• WHAT NEEDS TO BE DONE: Work out how many lines in the data hold the word "Application", and reply with that number only.

======== MATERIAL SUPPLIED

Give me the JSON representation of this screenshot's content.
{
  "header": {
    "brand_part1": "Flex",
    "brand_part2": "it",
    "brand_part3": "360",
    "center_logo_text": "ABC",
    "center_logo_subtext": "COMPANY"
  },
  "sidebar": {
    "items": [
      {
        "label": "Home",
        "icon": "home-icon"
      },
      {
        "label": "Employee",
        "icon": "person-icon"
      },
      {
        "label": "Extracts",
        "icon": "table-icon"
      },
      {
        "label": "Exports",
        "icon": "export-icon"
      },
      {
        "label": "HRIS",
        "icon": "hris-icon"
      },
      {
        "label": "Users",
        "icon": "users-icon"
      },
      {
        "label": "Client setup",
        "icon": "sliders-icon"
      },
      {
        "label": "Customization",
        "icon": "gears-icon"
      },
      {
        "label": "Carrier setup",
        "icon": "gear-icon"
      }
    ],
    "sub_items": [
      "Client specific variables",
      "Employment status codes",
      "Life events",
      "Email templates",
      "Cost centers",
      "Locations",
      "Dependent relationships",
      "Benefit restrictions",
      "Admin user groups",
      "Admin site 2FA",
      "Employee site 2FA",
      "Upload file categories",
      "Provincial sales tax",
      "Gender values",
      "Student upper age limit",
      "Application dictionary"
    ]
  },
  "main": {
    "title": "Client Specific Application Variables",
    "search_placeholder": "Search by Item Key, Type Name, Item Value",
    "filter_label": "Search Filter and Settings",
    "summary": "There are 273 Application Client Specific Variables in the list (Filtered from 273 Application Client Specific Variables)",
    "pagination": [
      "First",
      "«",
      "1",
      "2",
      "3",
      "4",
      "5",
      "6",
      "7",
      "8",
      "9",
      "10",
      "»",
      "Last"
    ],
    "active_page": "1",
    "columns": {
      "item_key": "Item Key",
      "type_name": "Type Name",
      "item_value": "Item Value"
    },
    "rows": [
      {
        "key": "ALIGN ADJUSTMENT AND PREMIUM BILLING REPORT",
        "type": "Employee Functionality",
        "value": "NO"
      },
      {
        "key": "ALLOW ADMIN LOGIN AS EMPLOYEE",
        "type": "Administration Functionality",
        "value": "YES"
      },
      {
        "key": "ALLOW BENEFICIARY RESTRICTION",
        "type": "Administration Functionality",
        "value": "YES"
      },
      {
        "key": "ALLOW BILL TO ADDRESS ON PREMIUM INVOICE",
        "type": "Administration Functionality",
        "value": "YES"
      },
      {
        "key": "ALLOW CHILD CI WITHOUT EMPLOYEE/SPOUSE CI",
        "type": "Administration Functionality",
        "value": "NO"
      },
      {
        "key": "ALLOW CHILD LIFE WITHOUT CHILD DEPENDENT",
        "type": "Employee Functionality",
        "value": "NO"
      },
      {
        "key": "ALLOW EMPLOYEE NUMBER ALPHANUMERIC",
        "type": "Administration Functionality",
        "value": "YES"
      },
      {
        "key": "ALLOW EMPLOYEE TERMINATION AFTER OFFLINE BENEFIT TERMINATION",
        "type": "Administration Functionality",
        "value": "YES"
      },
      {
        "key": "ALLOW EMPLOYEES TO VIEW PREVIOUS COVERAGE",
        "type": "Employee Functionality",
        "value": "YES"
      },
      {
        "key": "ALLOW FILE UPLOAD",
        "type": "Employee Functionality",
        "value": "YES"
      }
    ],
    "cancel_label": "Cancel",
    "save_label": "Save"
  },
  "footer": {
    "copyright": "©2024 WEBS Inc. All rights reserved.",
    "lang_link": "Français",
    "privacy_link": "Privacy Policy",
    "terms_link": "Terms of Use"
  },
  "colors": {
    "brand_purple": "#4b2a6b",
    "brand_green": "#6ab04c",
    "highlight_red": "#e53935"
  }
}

================

• THE SOLUTION: 3